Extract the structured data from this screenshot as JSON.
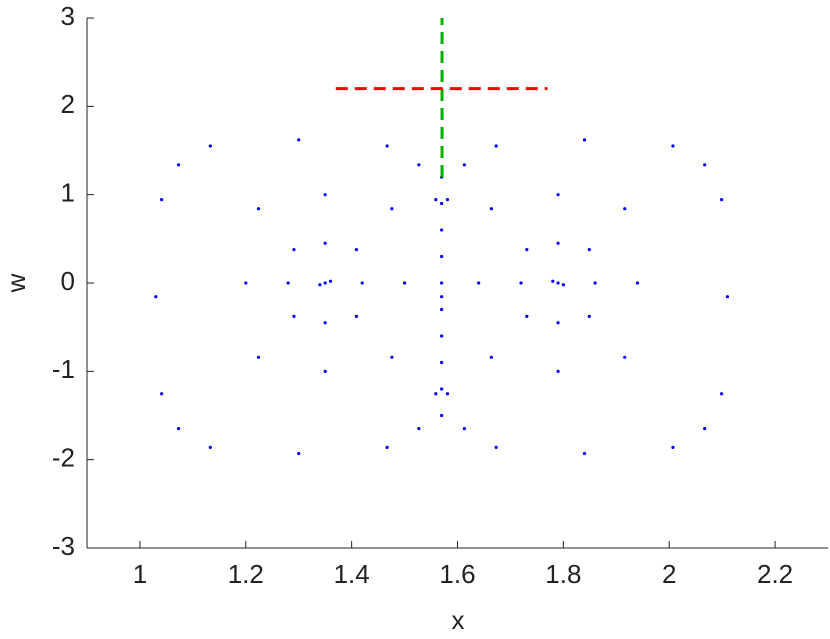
{
  "chart_data": {
    "type": "scatter",
    "xlabel": "x",
    "ylabel": "w",
    "xlim": [
      0.9,
      2.3
    ],
    "ylim": [
      -3,
      3
    ],
    "xticks": [
      1,
      1.2,
      1.4,
      1.6,
      1.8,
      2,
      2.2
    ],
    "yticks": [
      -3,
      -2,
      -1,
      0,
      1,
      2,
      3
    ],
    "series": [
      {
        "color": "#0000ff",
        "x": [
          1.57,
          1.559,
          1.527,
          1.467,
          1.3,
          1.133,
          1.073,
          1.041,
          1.03,
          1.041,
          1.073,
          1.133,
          1.3,
          1.467,
          1.527,
          1.559,
          1.581,
          1.613,
          1.673,
          1.84,
          2.007,
          2.067,
          2.099,
          2.11,
          2.099,
          2.067,
          2.007,
          1.84,
          1.673,
          1.613,
          1.581,
          1.5,
          1.476,
          1.35,
          1.224,
          1.2,
          1.224,
          1.35,
          1.476,
          1.42,
          1.409,
          1.35,
          1.291,
          1.28,
          1.291,
          1.35,
          1.409,
          1.35,
          1.36,
          1.34,
          1.64,
          1.664,
          1.79,
          1.916,
          1.94,
          1.916,
          1.79,
          1.664,
          1.72,
          1.731,
          1.79,
          1.849,
          1.86,
          1.849,
          1.79,
          1.731,
          1.79,
          1.78,
          1.8,
          1.57,
          1.57,
          1.57,
          1.57,
          1.57,
          1.57,
          1.57,
          1.57,
          1.57,
          1.57
        ],
        "y": [
          -0.155,
          0.944,
          1.338,
          1.551,
          1.62,
          1.551,
          1.338,
          0.944,
          -0.155,
          -1.254,
          -1.648,
          -1.861,
          -1.93,
          -1.861,
          -1.648,
          -1.254,
          0.944,
          1.338,
          1.551,
          1.62,
          1.551,
          1.338,
          0.944,
          -0.155,
          -1.254,
          -1.648,
          -1.861,
          -1.93,
          -1.861,
          -1.648,
          -1.254,
          0,
          0.841,
          1.0,
          0.841,
          0,
          -0.841,
          -1.0,
          -0.841,
          0,
          0.378,
          0.45,
          0.378,
          0,
          -0.378,
          -0.45,
          -0.378,
          0,
          0.02,
          -0.02,
          0,
          0.841,
          1.0,
          0.841,
          0,
          -0.841,
          -1.0,
          -0.841,
          0,
          0.378,
          0.45,
          0.378,
          0,
          -0.378,
          -0.45,
          -0.378,
          0,
          0.02,
          -0.02,
          1.2,
          0.9,
          0.6,
          0.3,
          0,
          -0.3,
          -0.6,
          -0.9,
          -1.2,
          -1.5
        ]
      }
    ],
    "lines": [
      {
        "color": "#00b000",
        "x": [
          1.5708,
          1.5708
        ],
        "y": [
          1.2,
          3
        ]
      },
      {
        "color": "#ff0000",
        "x": [
          1.37,
          1.77
        ],
        "y": [
          2.2,
          2.2
        ]
      }
    ]
  }
}
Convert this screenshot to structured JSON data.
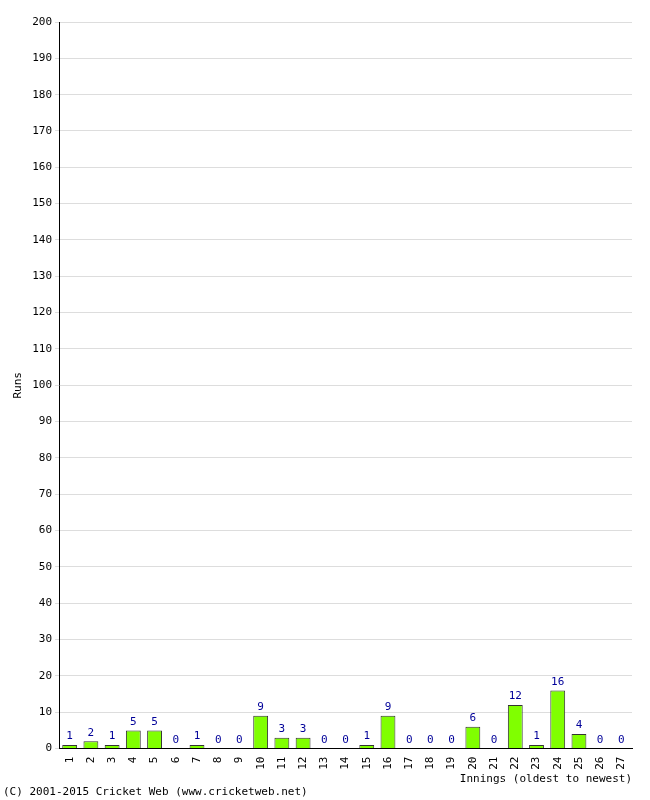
══════
WHAT YOU SHOULD DO:
Using the material above, set down every line exactly, but skip the pictures.

RESULT OF THE TASK:
Extract the structured data from this screenshot as JSON.
{
  "chart_data": {
    "type": "scatter",
    "xlabel": "x",
    "ylabel": "w",
    "xlim": [
      0.9,
      2.3
    ],
    "ylim": [
      -3,
      3
    ],
    "xticks": [
      1,
      1.2,
      1.4,
      1.6,
      1.8,
      2,
      2.2
    ],
    "yticks": [
      -3,
      -2,
      -1,
      0,
      1,
      2,
      3
    ],
    "series": [
      {
        "color": "#0000ff",
        "x": [
          1.57,
          1.559,
          1.527,
          1.467,
          1.3,
          1.133,
          1.073,
          1.041,
          1.03,
          1.041,
          1.073,
          1.133,
          1.3,
          1.467,
          1.527,
          1.559,
          1.581,
          1.613,
          1.673,
          1.84,
          2.007,
          2.067,
          2.099,
          2.11,
          2.099,
          2.067,
          2.007,
          1.84,
          1.673,
          1.613,
          1.581,
          1.5,
          1.476,
          1.35,
          1.224,
          1.2,
          1.224,
          1.35,
          1.476,
          1.42,
          1.409,
          1.35,
          1.291,
          1.28,
          1.291,
          1.35,
          1.409,
          1.35,
          1.36,
          1.34,
          1.64,
          1.664,
          1.79,
          1.916,
          1.94,
          1.916,
          1.79,
          1.664,
          1.72,
          1.731,
          1.79,
          1.849,
          1.86,
          1.849,
          1.79,
          1.731,
          1.79,
          1.78,
          1.8,
          1.57,
          1.57,
          1.57,
          1.57,
          1.57,
          1.57,
          1.57,
          1.57,
          1.57,
          1.57
        ],
        "y": [
          -0.155,
          0.944,
          1.338,
          1.551,
          1.62,
          1.551,
          1.338,
          0.944,
          -0.155,
          -1.254,
          -1.648,
          -1.861,
          -1.93,
          -1.861,
          -1.648,
          -1.254,
          0.944,
          1.338,
          1.551,
          1.62,
          1.551,
          1.338,
          0.944,
          -0.155,
          -1.254,
          -1.648,
          -1.861,
          -1.93,
          -1.861,
          -1.648,
          -1.254,
          0,
          0.841,
          1.0,
          0.841,
          0,
          -0.841,
          -1.0,
          -0.841,
          0,
          0.378,
          0.45,
          0.378,
          0,
          -0.378,
          -0.45,
          -0.378,
          0,
          0.02,
          -0.02,
          0,
          0.841,
          1.0,
          0.841,
          0,
          -0.841,
          -1.0,
          -0.841,
          0,
          0.378,
          0.45,
          0.378,
          0,
          -0.378,
          -0.45,
          -0.378,
          0,
          0.02,
          -0.02,
          1.2,
          0.9,
          0.6,
          0.3,
          0,
          -0.3,
          -0.6,
          -0.9,
          -1.2,
          -1.5
        ]
      }
    ],
    "lines": [
      {
        "color": "#00b000",
        "x": [
          1.5708,
          1.5708
        ],
        "y": [
          1.2,
          3
        ]
      },
      {
        "color": "#ff0000",
        "x": [
          1.37,
          1.77
        ],
        "y": [
          2.2,
          2.2
        ]
      }
    ]
  }
}
Convert this screenshot to structured JSON data.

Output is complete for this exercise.